◆ **DATA**:
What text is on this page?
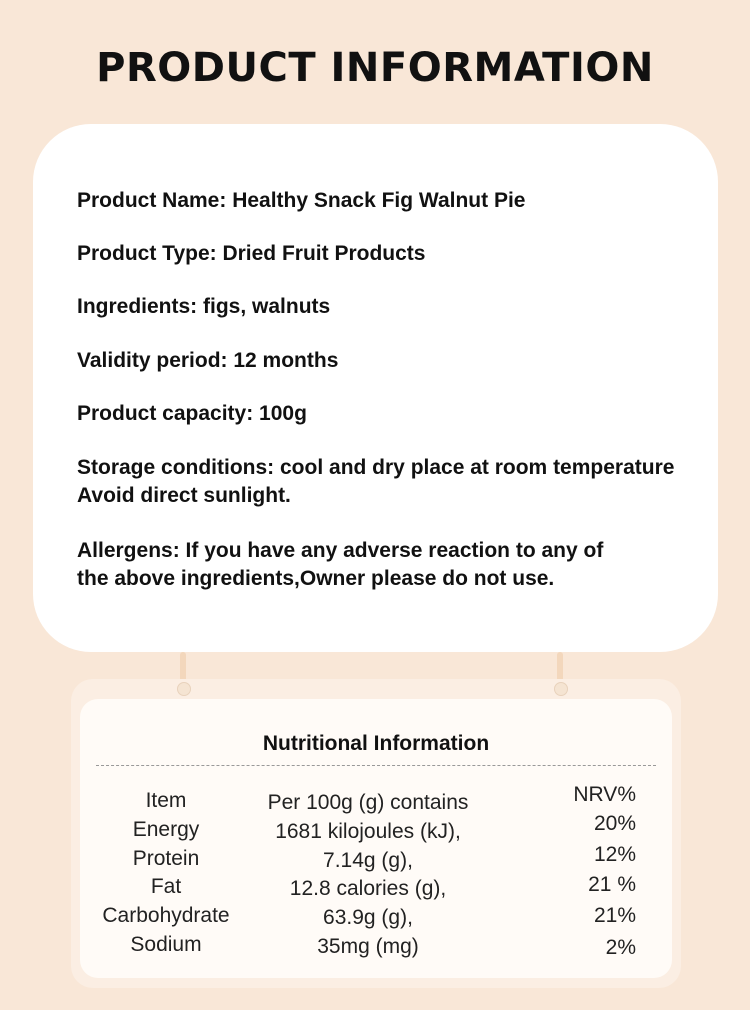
PRODUCT INFORMATION
Product Name: Healthy Snack Fig Walnut Pie
Product Type: Dried Fruit Products
Ingredients: figs, walnuts
Validity period: 12 months
Product capacity: 100g
Storage conditions: cool and dry place at room temperature
Avoid direct sunlight.
Allergens: If you have any adverse reaction to any of
the above ingredients,Owner please do not use.
Nutritional Information
Item	Per 100g (g) contains	NRV%
Energy	1681 kilojoules (kJ),	20%
Protein	7.14g (g),	12%
Fat	12.8 calories (g),	21 %
Carbohydrate	63.9g (g),	21%
Sodium	35mg (mg)	2%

◆ **WHAT THIS TASK INVOLVES**: Nothing but the pictures may be dropped; restate the material word for word.

◆ **RESPONSE TO THE EXERCISE**:
What text is on this page?
PRODUCT INFORMATION
Product Name: Healthy Snack Fig Walnut Pie
Product Type: Dried Fruit Products
Ingredients: figs, walnuts
Validity period: 12 months
Product capacity: 100g
Storage conditions: cool and dry place at room temperature
Avoid direct sunlight.
Allergens: If you have any adverse reaction to any of
the above ingredients,Owner please do not use.
Nutritional Information
Item	Per 100g (g) contains	NRV%
Energy	1681 kilojoules (kJ),	20%
Protein	7.14g (g),	12%
Fat	12.8 calories (g),	21 %
Carbohydrate	63.9g (g),	21%
Sodium	35mg (mg)	2%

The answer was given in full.